═══ Supplied data ═══
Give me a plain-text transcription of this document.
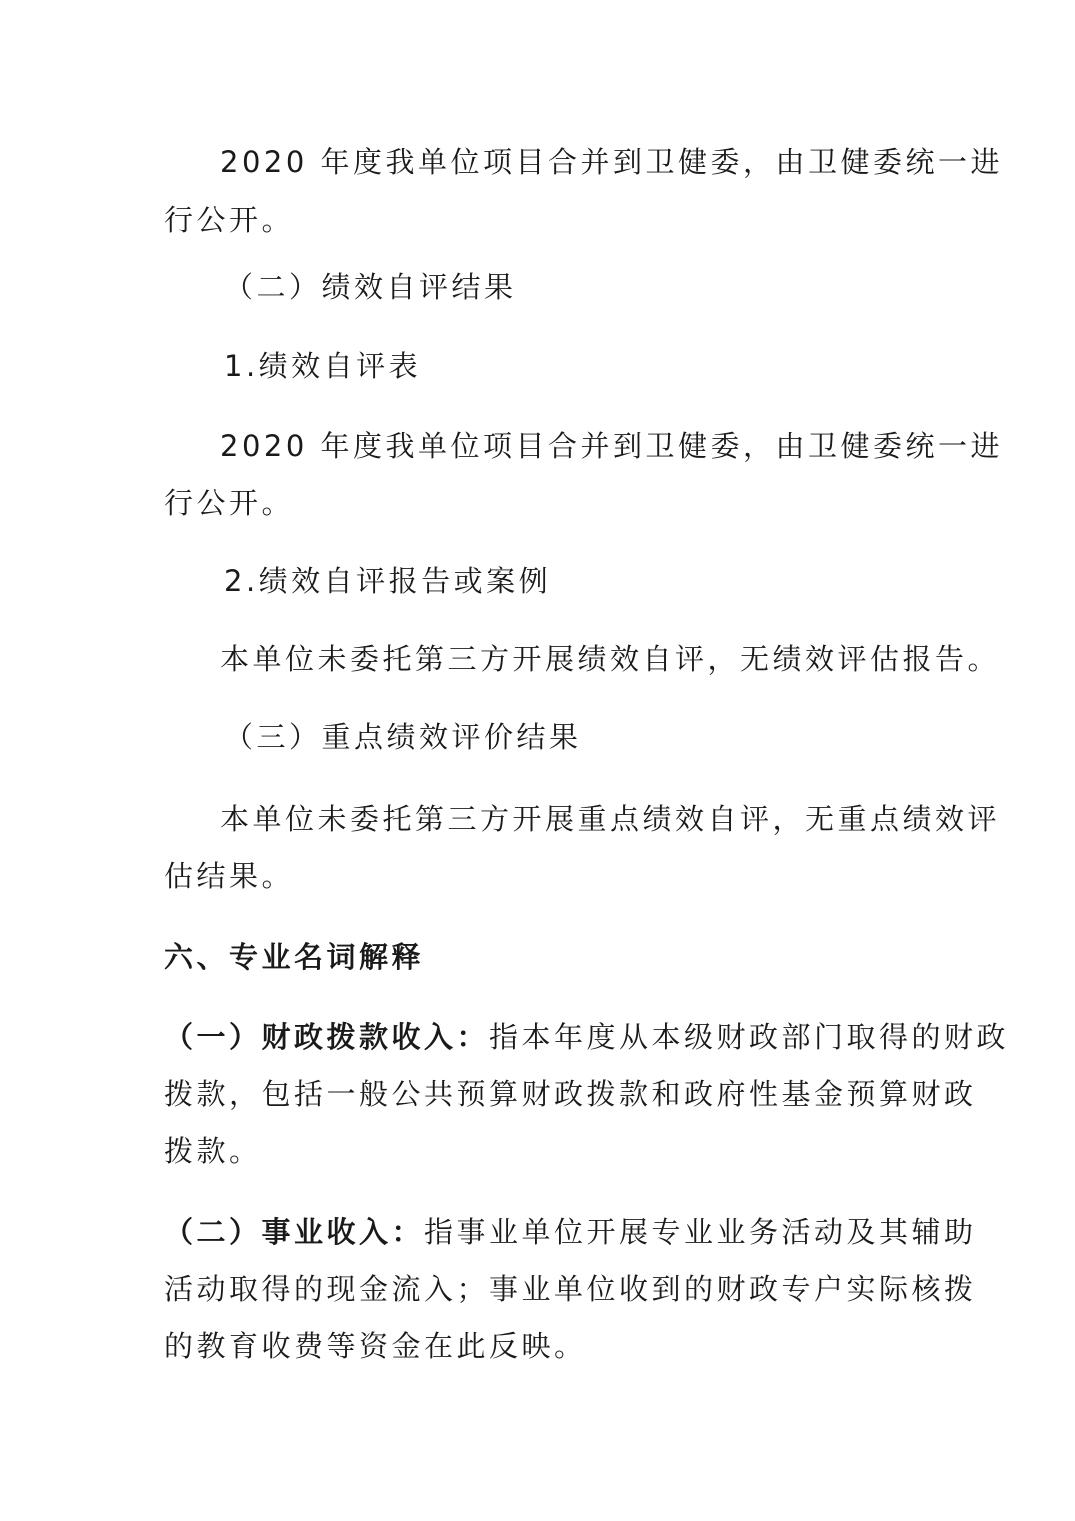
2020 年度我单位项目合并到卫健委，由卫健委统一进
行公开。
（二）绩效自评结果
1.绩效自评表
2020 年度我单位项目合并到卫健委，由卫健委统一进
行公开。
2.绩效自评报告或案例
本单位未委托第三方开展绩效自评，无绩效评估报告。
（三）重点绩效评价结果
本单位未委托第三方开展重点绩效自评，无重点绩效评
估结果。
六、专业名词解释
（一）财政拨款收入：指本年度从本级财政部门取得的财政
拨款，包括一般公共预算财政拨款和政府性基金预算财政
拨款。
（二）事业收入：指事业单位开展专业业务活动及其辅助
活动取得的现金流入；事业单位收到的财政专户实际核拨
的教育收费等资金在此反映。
═══
* _Exercise_
Transcribe the material exactly, and leave out whatever pictures it holds.

* _Reply_
Give me a plain-text transcription of this document.
2020 年度我单位项目合并到卫健委，由卫健委统一进
行公开。
（二）绩效自评结果
1.绩效自评表
2020 年度我单位项目合并到卫健委，由卫健委统一进
行公开。
2.绩效自评报告或案例
本单位未委托第三方开展绩效自评，无绩效评估报告。
（三）重点绩效评价结果
本单位未委托第三方开展重点绩效自评，无重点绩效评
估结果。
六、专业名词解释
（一）财政拨款收入：指本年度从本级财政部门取得的财政
拨款，包括一般公共预算财政拨款和政府性基金预算财政
拨款。
（二）事业收入：指事业单位开展专业业务活动及其辅助
活动取得的现金流入；事业单位收到的财政专户实际核拨
的教育收费等资金在此反映。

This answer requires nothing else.